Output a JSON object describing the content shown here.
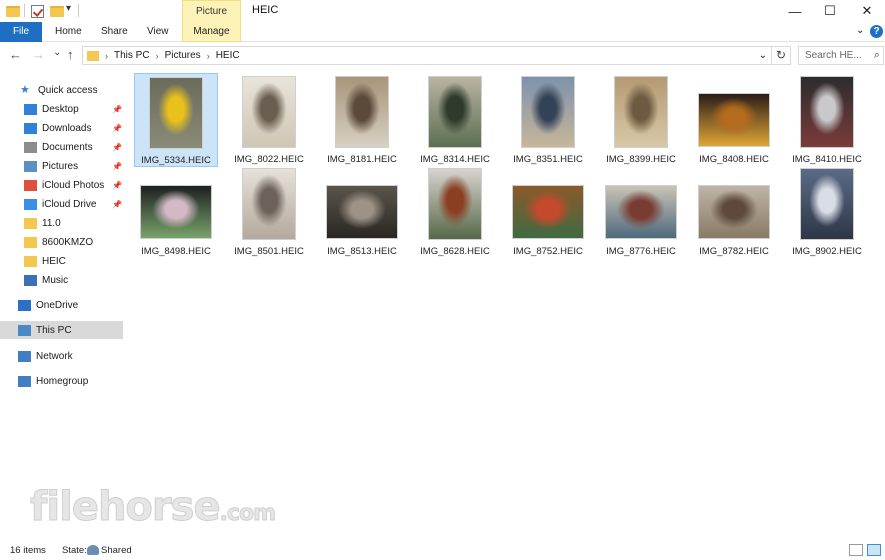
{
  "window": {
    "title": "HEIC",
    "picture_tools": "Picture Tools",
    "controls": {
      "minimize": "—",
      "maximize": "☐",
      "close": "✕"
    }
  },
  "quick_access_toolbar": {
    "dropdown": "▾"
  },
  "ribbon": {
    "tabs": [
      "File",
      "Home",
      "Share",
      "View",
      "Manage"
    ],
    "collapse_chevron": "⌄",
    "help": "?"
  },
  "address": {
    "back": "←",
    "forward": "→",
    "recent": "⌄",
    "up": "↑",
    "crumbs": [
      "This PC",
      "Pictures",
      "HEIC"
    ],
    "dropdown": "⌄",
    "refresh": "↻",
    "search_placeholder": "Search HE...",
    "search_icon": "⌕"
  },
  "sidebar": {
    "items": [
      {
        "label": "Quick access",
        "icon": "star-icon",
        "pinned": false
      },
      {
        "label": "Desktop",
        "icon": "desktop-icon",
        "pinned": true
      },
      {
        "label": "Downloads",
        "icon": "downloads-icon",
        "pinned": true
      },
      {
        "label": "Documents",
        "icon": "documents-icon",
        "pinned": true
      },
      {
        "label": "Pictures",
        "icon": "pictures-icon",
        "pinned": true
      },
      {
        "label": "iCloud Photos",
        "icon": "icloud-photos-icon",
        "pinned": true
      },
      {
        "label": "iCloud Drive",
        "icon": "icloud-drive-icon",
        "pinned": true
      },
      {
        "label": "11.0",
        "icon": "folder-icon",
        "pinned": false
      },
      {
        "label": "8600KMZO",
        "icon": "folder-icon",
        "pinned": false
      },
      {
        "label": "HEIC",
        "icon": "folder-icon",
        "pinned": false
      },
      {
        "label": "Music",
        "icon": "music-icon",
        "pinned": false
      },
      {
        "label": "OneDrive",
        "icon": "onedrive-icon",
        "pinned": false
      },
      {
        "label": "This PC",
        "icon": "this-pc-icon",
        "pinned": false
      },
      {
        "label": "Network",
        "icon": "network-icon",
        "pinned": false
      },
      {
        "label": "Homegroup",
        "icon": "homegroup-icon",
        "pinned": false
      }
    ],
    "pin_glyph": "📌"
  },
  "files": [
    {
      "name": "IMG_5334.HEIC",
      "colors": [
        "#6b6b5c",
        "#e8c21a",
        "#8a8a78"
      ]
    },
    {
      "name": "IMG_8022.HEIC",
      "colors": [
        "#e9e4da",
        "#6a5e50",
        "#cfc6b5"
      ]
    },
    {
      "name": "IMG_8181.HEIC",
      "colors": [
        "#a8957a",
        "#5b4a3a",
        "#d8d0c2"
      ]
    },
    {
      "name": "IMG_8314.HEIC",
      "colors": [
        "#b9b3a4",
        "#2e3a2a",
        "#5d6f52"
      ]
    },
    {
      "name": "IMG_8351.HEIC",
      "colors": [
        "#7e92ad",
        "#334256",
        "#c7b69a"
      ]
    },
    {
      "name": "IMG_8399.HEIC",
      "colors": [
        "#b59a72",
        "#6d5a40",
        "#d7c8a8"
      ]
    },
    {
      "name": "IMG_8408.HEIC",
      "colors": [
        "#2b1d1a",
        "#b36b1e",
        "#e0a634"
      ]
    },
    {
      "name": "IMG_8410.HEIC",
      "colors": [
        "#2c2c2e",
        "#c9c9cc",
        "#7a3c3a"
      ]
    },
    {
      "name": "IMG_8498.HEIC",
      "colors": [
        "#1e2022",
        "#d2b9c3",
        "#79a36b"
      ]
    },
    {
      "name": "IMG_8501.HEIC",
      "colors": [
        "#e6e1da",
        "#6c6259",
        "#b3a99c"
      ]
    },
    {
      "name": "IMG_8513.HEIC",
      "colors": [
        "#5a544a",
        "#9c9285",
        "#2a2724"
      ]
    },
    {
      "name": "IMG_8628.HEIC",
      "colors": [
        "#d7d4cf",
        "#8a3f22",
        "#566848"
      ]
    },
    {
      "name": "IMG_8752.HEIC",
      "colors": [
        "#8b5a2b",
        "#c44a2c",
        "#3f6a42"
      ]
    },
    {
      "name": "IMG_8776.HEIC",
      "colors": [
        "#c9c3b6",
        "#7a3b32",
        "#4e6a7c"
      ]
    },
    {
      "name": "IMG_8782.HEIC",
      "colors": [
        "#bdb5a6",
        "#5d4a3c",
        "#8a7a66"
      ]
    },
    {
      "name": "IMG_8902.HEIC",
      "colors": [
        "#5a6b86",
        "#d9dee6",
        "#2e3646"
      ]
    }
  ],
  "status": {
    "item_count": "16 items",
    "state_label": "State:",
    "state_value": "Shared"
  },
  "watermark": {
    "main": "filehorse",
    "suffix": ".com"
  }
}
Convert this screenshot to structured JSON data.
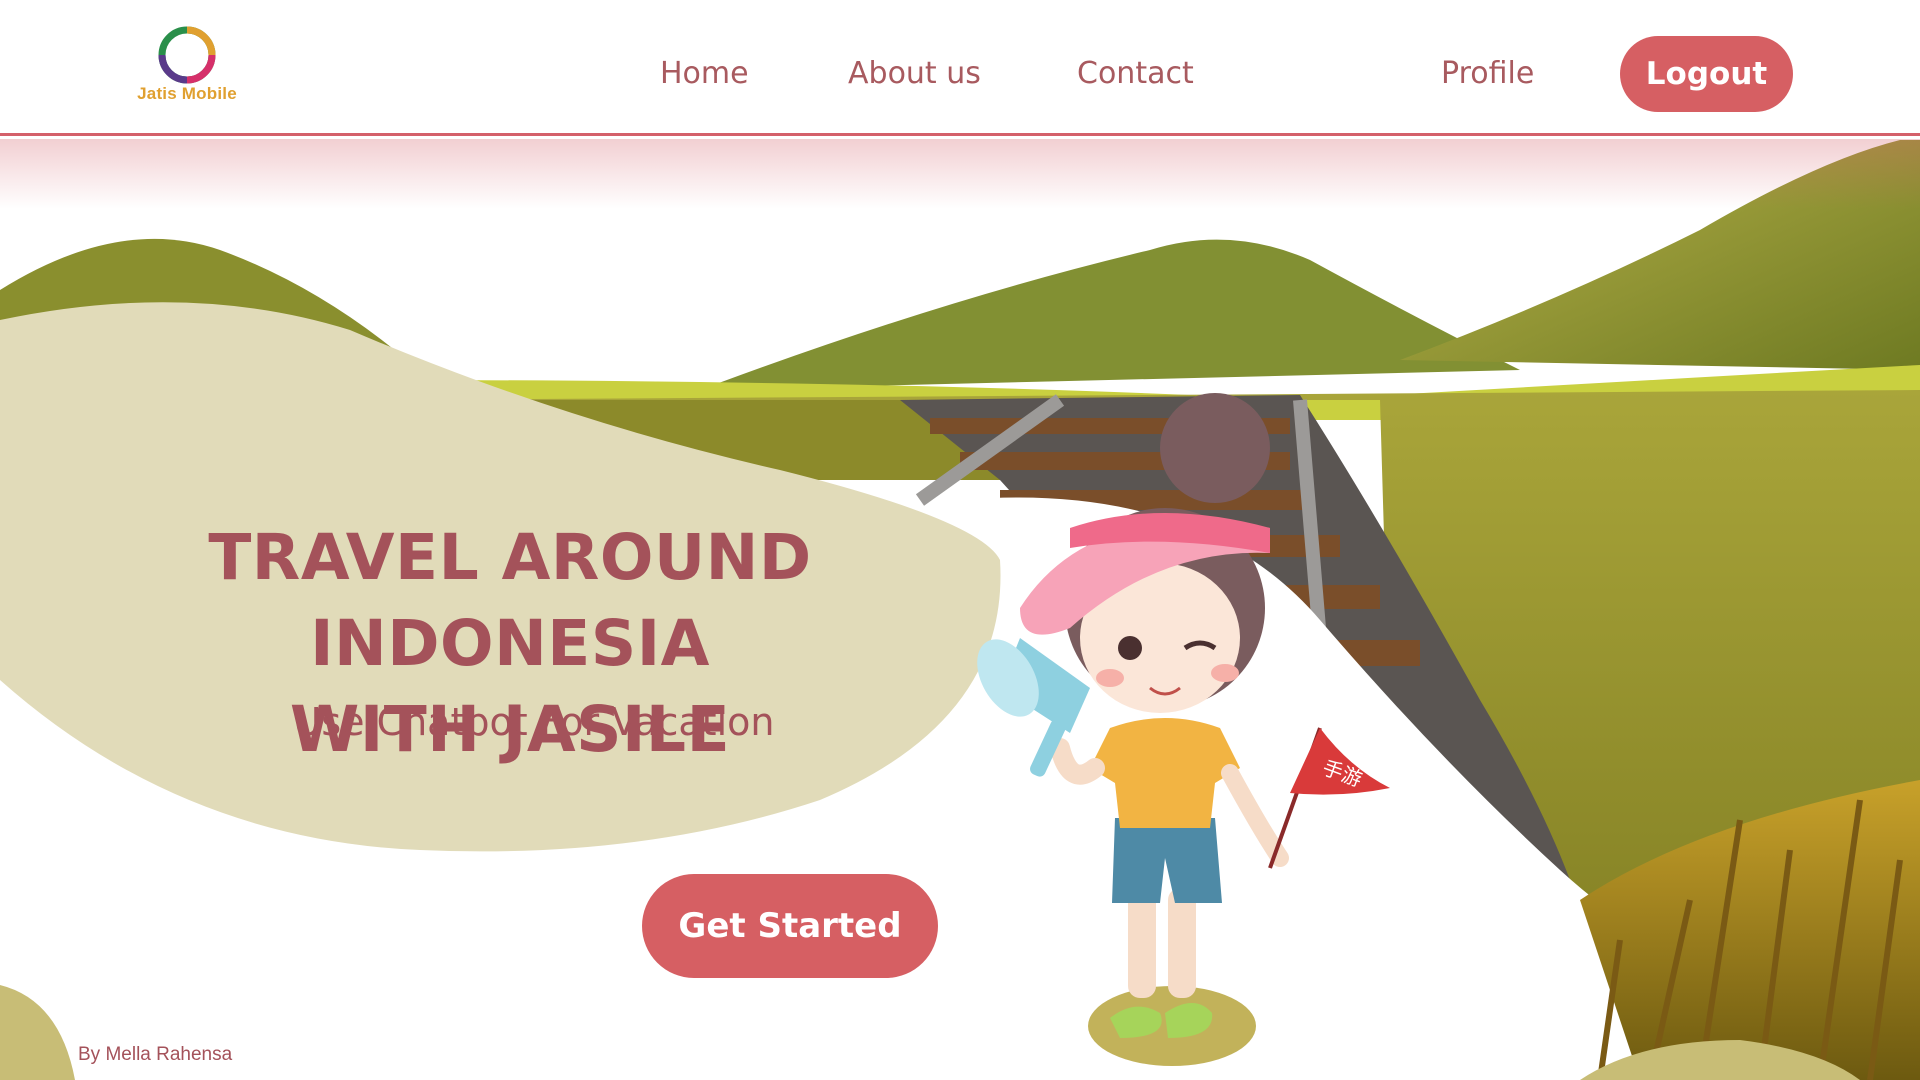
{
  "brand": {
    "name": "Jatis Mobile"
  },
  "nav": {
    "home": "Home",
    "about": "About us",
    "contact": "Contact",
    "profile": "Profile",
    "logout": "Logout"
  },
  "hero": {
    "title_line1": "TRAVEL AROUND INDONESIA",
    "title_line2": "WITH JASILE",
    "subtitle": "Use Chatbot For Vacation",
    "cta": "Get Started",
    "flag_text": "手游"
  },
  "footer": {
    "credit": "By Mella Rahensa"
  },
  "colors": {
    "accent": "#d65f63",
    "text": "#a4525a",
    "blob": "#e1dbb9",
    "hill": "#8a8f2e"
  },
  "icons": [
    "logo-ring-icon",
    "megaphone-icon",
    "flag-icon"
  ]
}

########################################

WHAT NEEDS TO BE DONE
Reproduce each entry precisely. Leave the pictures out.

SOLUTION TO THE PROBLEM
Output a JSON object describing the content shown here.
{
  "window": {
    "title": "HEIC",
    "picture_tools": "Picture Tools",
    "controls": {
      "minimize": "—",
      "maximize": "☐",
      "close": "✕"
    }
  },
  "quick_access_toolbar": {
    "dropdown": "▾"
  },
  "ribbon": {
    "tabs": [
      "File",
      "Home",
      "Share",
      "View",
      "Manage"
    ],
    "collapse_chevron": "⌄",
    "help": "?"
  },
  "address": {
    "back": "←",
    "forward": "→",
    "recent": "⌄",
    "up": "↑",
    "crumbs": [
      "This PC",
      "Pictures",
      "HEIC"
    ],
    "dropdown": "⌄",
    "refresh": "↻",
    "search_placeholder": "Search HE...",
    "search_icon": "⌕"
  },
  "sidebar": {
    "items": [
      {
        "label": "Quick access",
        "icon": "star-icon",
        "pinned": false
      },
      {
        "label": "Desktop",
        "icon": "desktop-icon",
        "pinned": true
      },
      {
        "label": "Downloads",
        "icon": "downloads-icon",
        "pinned": true
      },
      {
        "label": "Documents",
        "icon": "documents-icon",
        "pinned": true
      },
      {
        "label": "Pictures",
        "icon": "pictures-icon",
        "pinned": true
      },
      {
        "label": "iCloud Photos",
        "icon": "icloud-photos-icon",
        "pinned": true
      },
      {
        "label": "iCloud Drive",
        "icon": "icloud-drive-icon",
        "pinned": true
      },
      {
        "label": "11.0",
        "icon": "folder-icon",
        "pinned": false
      },
      {
        "label": "8600KMZO",
        "icon": "folder-icon",
        "pinned": false
      },
      {
        "label": "HEIC",
        "icon": "folder-icon",
        "pinned": false
      },
      {
        "label": "Music",
        "icon": "music-icon",
        "pinned": false
      },
      {
        "label": "OneDrive",
        "icon": "onedrive-icon",
        "pinned": false
      },
      {
        "label": "This PC",
        "icon": "this-pc-icon",
        "pinned": false
      },
      {
        "label": "Network",
        "icon": "network-icon",
        "pinned": false
      },
      {
        "label": "Homegroup",
        "icon": "homegroup-icon",
        "pinned": false
      }
    ],
    "pin_glyph": "📌"
  },
  "files": [
    {
      "name": "IMG_5334.HEIC",
      "colors": [
        "#6b6b5c",
        "#e8c21a",
        "#8a8a78"
      ]
    },
    {
      "name": "IMG_8022.HEIC",
      "colors": [
        "#e9e4da",
        "#6a5e50",
        "#cfc6b5"
      ]
    },
    {
      "name": "IMG_8181.HEIC",
      "colors": [
        "#a8957a",
        "#5b4a3a",
        "#d8d0c2"
      ]
    },
    {
      "name": "IMG_8314.HEIC",
      "colors": [
        "#b9b3a4",
        "#2e3a2a",
        "#5d6f52"
      ]
    },
    {
      "name": "IMG_8351.HEIC",
      "colors": [
        "#7e92ad",
        "#334256",
        "#c7b69a"
      ]
    },
    {
      "name": "IMG_8399.HEIC",
      "colors": [
        "#b59a72",
        "#6d5a40",
        "#d7c8a8"
      ]
    },
    {
      "name": "IMG_8408.HEIC",
      "colors": [
        "#2b1d1a",
        "#b36b1e",
        "#e0a634"
      ]
    },
    {
      "name": "IMG_8410.HEIC",
      "colors": [
        "#2c2c2e",
        "#c9c9cc",
        "#7a3c3a"
      ]
    },
    {
      "name": "IMG_8498.HEIC",
      "colors": [
        "#1e2022",
        "#d2b9c3",
        "#79a36b"
      ]
    },
    {
      "name": "IMG_8501.HEIC",
      "colors": [
        "#e6e1da",
        "#6c6259",
        "#b3a99c"
      ]
    },
    {
      "name": "IMG_8513.HEIC",
      "colors": [
        "#5a544a",
        "#9c9285",
        "#2a2724"
      ]
    },
    {
      "name": "IMG_8628.HEIC",
      "colors": [
        "#d7d4cf",
        "#8a3f22",
        "#566848"
      ]
    },
    {
      "name": "IMG_8752.HEIC",
      "colors": [
        "#8b5a2b",
        "#c44a2c",
        "#3f6a42"
      ]
    },
    {
      "name": "IMG_8776.HEIC",
      "colors": [
        "#c9c3b6",
        "#7a3b32",
        "#4e6a7c"
      ]
    },
    {
      "name": "IMG_8782.HEIC",
      "colors": [
        "#bdb5a6",
        "#5d4a3c",
        "#8a7a66"
      ]
    },
    {
      "name": "IMG_8902.HEIC",
      "colors": [
        "#5a6b86",
        "#d9dee6",
        "#2e3646"
      ]
    }
  ],
  "status": {
    "item_count": "16 items",
    "state_label": "State:",
    "state_value": "Shared"
  },
  "watermark": {
    "main": "filehorse",
    "suffix": ".com"
  }
}
Convert this screenshot to structured JSON data.
{
  "brand": {
    "name": "Jatis Mobile"
  },
  "nav": {
    "home": "Home",
    "about": "About us",
    "contact": "Contact",
    "profile": "Profile",
    "logout": "Logout"
  },
  "hero": {
    "title_line1": "TRAVEL AROUND INDONESIA",
    "title_line2": "WITH JASILE",
    "subtitle": "Use Chatbot For Vacation",
    "cta": "Get Started",
    "flag_text": "手游"
  },
  "footer": {
    "credit": "By Mella Rahensa"
  },
  "colors": {
    "accent": "#d65f63",
    "text": "#a4525a",
    "blob": "#e1dbb9",
    "hill": "#8a8f2e"
  },
  "icons": [
    "logo-ring-icon",
    "megaphone-icon",
    "flag-icon"
  ]
}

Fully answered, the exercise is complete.